Exercise: Every line that holds the string "series" is to be identified and copied.

☆ ☆ ☆ ☆

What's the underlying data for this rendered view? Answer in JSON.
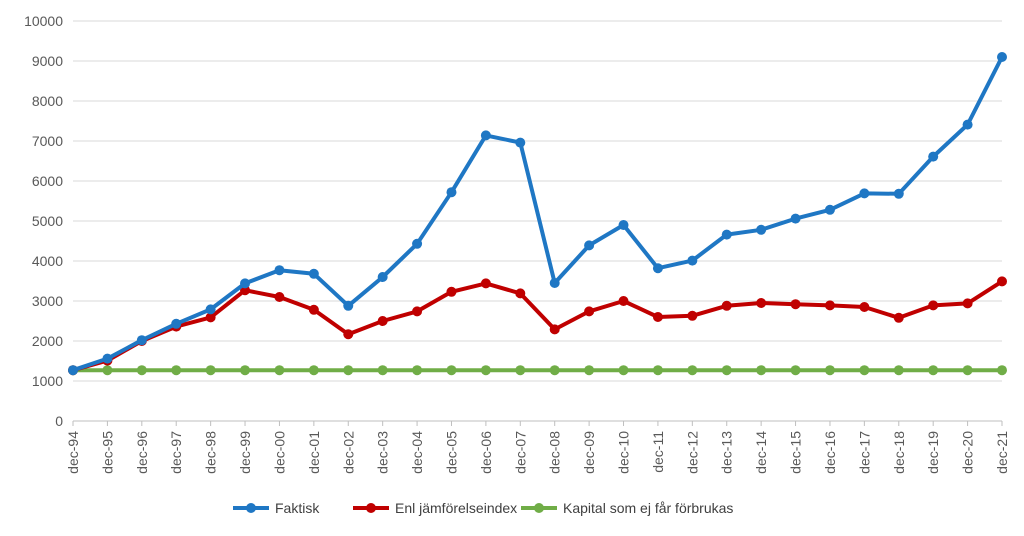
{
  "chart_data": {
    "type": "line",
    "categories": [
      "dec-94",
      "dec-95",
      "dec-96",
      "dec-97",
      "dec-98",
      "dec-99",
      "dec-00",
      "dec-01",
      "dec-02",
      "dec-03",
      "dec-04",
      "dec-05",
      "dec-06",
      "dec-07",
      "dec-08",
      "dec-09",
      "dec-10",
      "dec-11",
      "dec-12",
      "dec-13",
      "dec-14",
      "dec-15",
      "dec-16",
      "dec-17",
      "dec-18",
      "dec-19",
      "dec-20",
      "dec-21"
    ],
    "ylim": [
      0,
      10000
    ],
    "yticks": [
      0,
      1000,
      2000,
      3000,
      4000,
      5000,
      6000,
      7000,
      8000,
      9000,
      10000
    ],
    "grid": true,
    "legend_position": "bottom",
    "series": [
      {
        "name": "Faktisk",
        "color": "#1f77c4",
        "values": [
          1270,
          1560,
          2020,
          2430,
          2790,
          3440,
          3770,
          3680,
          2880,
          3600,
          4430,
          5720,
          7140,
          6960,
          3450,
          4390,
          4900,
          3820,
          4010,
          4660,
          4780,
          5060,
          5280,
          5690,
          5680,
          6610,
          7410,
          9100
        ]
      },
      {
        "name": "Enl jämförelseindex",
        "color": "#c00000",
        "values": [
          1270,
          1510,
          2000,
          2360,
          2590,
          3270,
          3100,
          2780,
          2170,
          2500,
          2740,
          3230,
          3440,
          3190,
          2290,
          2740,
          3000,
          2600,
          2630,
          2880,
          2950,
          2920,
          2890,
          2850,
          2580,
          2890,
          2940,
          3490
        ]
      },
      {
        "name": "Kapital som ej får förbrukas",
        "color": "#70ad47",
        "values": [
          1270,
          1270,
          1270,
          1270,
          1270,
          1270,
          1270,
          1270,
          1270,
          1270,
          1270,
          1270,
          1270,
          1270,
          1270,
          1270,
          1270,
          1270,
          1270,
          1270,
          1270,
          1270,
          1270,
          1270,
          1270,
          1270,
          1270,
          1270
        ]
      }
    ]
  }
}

☆ ☆ ☆ ☆

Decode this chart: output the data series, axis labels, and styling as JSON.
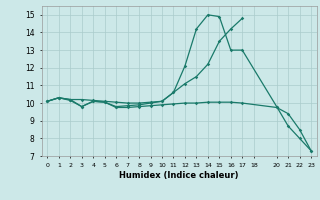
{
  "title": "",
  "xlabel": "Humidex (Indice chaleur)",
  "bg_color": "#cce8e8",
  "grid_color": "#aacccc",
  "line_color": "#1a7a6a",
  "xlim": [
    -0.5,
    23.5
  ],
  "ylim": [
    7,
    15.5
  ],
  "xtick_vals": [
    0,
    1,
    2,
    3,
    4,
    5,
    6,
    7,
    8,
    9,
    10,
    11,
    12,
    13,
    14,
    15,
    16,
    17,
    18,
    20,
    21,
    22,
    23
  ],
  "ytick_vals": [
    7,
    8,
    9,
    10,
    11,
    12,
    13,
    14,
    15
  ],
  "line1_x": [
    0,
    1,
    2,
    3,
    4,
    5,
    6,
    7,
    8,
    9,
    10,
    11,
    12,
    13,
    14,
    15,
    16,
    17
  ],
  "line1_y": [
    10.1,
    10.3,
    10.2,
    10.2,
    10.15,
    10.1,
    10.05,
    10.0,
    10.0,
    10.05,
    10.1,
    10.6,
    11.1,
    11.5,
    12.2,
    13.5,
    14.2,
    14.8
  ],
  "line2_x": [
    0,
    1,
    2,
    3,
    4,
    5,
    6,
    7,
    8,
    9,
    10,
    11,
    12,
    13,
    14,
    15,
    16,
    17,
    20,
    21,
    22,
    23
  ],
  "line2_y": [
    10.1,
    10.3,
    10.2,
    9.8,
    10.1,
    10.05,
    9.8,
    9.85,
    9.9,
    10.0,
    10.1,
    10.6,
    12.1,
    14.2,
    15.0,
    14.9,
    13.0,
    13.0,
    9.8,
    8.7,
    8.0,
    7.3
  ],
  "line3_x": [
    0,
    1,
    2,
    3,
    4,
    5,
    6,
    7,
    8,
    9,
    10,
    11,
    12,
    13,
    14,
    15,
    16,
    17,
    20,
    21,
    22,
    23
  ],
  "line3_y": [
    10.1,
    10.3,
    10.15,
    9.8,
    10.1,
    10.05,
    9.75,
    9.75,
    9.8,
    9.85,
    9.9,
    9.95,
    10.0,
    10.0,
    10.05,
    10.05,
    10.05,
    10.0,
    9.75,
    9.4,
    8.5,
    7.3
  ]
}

☆ ☆ ☆ ☆

Response below:
    "series": [
Decode this chart: output the data series, axis labels, and styling as JSON.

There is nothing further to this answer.